• Your tasks:
• A. Answer these questions using the blog post below.
(i) At which university does the writer teach English 3 writing students?
(ii) For about how long has it been rainy in L.A.?
(iii) In the sermon's point about Othello, who was cast as the serpent?
• B. Quote the passage of the blog post between "I was sitting" and "to do: freewrite.", inclusive.

• Extracted text:
◇ ◇ ◇ ◇

In lieu of a real posting…

Do you ever have those moments when your mind is so utterly frenzied and unsettled and all-over-the-place that you couldn’t possibly articulate a coherent thought? Well I had a moment like that last night, and it was kind of wonderful.

I was sitting in church (the place I usually get all my blog post ideas… even about things that have nothing to do with church) and found myself in one of those totally involuntary mental overdrive moments. I tried and tried to think of a good topic to think and then write about, but too much else was in my mind. So in lieu of a real posting, I’ll just do what I tell my English 3 writing students at UCLA to do: freewrite.

So it’s been ridiculously rainy in L.A. all weekend. For like five days straight now. And cold. Tonight as I drove to church and the sun was setting, the clouds were ominous and I even saw lightning and what looked like a funnel cloud. Things were whirling and wispy and foggy and alive…

At church the sermon had something to do with Adam and Eve: the knowledge of good and evil, the tree, the serpent, the whole shebang. There was a good point about Othello and Desdemona (and Iago as the serpent)… and then there was some point about Martin Buber (who I love). He’s a Jewish theologian and not typically cited in protestant settings, but his I-It / I-Thou ideas are brilliant. Here’s one of my favorite Martin Buber quotes: “Spirit is not in the I but between I and You. It is not like the blood that circulates in you but like the air in which you breathe. Man lives in the spirit when he is able to respond to his You.”

The “You” is God I think, or perhaps the bit of God that we can touch and feel and “breathe,” as Buber writes.And I think that the “You moments” are the key to some sort of Joy. Buber calls these moments “queer lyric-dramatic episodes”—which reminds me of Lost in Translation or Once or any of a number of Richard Linklater films.

◇ ◇ ◇ ◇

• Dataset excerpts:
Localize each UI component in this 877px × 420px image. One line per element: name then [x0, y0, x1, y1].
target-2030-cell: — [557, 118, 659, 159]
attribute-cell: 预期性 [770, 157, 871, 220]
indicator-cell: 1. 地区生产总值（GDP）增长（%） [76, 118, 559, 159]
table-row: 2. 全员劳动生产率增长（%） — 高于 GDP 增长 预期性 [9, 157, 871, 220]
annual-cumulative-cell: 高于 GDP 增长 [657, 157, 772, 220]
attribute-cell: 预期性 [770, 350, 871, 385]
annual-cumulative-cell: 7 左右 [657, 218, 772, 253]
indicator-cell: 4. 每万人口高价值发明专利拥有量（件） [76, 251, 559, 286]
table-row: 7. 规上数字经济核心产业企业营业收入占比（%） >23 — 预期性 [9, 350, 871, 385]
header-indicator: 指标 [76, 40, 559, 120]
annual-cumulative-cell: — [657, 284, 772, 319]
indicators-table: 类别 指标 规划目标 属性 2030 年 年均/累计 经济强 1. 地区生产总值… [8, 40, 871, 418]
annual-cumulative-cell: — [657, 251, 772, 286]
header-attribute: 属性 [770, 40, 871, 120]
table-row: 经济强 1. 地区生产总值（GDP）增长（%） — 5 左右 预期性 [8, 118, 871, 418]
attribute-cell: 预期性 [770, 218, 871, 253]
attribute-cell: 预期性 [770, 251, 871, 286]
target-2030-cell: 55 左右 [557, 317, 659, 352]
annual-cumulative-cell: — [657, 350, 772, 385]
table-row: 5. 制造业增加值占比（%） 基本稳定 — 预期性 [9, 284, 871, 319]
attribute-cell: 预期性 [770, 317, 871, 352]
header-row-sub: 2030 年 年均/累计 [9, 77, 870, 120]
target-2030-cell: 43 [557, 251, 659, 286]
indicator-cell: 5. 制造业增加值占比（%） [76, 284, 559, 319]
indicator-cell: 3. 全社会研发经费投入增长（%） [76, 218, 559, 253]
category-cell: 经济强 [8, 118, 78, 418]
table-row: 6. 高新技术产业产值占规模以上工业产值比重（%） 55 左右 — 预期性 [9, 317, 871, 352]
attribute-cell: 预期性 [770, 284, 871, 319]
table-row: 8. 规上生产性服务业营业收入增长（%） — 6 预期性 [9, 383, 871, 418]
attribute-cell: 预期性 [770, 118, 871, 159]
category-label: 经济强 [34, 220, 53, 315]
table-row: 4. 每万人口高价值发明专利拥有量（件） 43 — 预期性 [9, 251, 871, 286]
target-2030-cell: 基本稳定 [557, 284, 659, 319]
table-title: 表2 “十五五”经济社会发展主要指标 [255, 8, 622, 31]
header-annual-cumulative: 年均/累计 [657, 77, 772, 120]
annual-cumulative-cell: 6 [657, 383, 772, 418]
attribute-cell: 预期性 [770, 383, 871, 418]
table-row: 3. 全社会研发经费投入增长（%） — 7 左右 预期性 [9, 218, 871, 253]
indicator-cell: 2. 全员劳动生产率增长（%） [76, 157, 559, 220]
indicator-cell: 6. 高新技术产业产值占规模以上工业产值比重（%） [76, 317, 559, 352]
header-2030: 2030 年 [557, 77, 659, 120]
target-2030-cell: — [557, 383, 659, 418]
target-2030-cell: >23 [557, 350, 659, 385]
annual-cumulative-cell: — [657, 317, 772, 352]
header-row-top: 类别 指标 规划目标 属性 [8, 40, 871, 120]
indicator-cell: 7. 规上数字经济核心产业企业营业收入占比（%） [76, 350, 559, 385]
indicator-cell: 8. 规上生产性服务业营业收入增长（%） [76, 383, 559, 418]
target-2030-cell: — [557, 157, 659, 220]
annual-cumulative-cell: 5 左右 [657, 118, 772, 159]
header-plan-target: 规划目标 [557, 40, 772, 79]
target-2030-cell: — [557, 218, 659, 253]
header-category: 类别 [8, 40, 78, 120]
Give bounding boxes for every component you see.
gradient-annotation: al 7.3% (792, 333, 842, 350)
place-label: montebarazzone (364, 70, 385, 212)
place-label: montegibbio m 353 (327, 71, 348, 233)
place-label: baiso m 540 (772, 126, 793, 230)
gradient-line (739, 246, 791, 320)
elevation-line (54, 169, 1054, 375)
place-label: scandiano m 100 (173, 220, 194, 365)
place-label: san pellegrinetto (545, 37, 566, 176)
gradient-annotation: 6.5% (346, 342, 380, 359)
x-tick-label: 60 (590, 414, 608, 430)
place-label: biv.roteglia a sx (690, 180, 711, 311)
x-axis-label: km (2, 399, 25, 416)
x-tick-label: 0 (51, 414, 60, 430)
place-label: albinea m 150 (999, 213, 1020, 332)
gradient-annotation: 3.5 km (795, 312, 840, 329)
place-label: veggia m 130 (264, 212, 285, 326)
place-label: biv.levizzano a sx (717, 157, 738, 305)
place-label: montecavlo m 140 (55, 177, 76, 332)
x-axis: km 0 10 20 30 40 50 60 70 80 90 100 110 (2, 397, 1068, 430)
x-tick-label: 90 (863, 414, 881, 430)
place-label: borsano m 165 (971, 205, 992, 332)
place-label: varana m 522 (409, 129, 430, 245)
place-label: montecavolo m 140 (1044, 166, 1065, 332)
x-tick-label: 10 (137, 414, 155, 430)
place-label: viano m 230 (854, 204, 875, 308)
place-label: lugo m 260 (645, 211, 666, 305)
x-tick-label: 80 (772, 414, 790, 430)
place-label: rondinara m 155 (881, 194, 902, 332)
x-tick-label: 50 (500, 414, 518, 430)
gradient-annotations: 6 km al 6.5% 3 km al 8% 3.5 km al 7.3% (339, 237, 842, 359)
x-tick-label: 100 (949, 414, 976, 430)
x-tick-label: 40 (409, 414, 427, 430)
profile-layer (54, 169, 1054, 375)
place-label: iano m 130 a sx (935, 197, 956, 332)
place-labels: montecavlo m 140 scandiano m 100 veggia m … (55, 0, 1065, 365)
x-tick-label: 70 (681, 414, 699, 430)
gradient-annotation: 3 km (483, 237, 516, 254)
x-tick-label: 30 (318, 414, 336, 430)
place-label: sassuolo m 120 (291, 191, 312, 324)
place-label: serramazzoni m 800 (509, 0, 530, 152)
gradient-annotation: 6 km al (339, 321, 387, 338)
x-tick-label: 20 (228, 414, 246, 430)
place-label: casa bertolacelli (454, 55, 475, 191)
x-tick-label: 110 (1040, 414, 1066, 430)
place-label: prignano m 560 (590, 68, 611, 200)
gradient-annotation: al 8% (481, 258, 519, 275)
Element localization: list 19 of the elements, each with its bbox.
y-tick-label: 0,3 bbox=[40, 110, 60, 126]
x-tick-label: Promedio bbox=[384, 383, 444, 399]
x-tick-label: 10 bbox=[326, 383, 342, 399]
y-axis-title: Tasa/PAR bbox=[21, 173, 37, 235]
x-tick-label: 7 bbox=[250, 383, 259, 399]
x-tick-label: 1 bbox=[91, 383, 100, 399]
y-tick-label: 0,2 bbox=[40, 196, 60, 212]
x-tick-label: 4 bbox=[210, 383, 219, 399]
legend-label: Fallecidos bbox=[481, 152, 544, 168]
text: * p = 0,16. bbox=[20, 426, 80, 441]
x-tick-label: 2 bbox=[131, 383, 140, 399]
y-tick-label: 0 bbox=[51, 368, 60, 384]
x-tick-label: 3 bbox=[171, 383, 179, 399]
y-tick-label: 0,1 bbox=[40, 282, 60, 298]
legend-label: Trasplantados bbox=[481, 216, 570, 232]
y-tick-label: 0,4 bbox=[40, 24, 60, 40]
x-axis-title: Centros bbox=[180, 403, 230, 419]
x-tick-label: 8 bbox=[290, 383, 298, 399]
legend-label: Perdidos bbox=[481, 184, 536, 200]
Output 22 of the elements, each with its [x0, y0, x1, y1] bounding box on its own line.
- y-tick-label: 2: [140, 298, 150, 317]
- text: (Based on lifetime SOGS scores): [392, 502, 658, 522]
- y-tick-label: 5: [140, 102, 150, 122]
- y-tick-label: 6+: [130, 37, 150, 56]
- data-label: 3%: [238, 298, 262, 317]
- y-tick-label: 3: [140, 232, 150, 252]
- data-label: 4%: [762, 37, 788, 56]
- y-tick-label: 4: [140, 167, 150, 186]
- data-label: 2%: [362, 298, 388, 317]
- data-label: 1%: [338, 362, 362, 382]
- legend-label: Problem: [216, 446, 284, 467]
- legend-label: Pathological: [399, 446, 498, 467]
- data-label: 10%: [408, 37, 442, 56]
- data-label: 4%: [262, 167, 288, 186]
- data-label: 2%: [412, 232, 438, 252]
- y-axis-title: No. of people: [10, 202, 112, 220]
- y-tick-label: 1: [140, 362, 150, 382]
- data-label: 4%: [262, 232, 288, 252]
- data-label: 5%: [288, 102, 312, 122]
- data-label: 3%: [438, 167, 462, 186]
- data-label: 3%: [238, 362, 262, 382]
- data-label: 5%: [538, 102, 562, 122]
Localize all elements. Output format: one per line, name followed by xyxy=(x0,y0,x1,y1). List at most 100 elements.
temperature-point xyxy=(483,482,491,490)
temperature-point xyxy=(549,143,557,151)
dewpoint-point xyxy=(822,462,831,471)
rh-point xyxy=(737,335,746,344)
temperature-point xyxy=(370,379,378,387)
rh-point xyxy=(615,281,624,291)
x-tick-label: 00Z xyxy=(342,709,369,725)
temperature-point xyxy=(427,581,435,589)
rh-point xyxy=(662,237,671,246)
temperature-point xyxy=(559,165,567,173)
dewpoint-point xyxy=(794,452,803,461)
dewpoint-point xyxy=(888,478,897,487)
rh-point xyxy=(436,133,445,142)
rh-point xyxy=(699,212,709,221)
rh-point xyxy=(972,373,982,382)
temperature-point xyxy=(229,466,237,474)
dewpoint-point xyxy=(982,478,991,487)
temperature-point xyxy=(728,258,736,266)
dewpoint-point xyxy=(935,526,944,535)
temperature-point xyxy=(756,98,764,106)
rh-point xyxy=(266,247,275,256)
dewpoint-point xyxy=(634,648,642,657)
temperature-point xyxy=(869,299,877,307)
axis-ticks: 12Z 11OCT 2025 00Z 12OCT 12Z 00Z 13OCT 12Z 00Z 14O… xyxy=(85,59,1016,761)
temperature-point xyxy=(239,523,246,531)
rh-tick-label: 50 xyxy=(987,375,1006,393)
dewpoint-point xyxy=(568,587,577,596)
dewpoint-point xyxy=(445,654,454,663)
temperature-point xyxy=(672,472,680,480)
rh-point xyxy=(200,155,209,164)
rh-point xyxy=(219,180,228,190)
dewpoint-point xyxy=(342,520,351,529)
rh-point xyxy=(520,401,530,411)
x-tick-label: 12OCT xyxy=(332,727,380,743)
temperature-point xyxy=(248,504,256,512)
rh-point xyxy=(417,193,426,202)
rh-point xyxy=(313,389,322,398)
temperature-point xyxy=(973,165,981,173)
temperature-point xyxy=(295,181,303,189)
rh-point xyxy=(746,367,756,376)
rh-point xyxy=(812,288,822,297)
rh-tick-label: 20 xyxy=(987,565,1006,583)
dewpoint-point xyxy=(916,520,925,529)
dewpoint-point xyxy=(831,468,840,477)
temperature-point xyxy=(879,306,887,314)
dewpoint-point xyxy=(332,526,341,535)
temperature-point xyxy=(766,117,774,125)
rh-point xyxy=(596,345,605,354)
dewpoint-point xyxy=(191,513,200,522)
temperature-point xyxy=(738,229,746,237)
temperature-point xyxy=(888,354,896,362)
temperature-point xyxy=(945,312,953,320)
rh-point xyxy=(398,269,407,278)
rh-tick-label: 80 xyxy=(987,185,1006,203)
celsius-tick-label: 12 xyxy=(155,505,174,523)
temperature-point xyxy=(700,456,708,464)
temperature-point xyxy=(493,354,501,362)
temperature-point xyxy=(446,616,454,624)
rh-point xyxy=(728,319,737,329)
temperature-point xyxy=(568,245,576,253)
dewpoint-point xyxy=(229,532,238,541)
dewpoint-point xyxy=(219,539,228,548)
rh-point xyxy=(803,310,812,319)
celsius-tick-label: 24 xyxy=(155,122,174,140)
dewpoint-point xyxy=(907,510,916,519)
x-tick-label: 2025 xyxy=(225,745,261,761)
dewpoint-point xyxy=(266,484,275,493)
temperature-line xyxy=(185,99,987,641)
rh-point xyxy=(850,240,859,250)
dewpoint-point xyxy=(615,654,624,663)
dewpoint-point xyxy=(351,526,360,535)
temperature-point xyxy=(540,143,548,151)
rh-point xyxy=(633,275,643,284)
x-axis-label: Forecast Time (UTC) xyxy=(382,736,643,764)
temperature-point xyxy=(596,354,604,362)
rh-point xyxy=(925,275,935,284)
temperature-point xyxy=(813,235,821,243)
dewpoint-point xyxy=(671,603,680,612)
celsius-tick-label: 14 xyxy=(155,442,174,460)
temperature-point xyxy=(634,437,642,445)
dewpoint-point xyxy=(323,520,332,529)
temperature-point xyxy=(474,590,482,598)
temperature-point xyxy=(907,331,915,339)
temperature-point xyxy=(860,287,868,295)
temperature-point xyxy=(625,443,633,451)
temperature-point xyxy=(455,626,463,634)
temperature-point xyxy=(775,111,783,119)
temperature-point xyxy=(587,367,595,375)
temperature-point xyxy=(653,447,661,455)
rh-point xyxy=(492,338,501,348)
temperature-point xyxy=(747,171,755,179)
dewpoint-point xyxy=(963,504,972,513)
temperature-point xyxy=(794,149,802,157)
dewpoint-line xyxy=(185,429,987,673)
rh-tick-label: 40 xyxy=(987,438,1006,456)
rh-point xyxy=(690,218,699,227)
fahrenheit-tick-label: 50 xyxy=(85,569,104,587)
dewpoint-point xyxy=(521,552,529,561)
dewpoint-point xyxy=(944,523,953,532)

◇ ◇ ◇ ◇

• Answers below:
• A.
(i) UCLA
(ii) About five days straight
(iii) Iago

• B.
I was sitting in church (the place I usually get all my blog post ideas… even about things that have nothing to do with church) and found myself in one of those totally involuntary mental overdrive moments. I tried and tried to think of a good topic to think and then write about, but too much else was in my mind. So in lieu of a real posting, I’ll just do what I tell my English 3 writing students at UCLA to do: freewrite.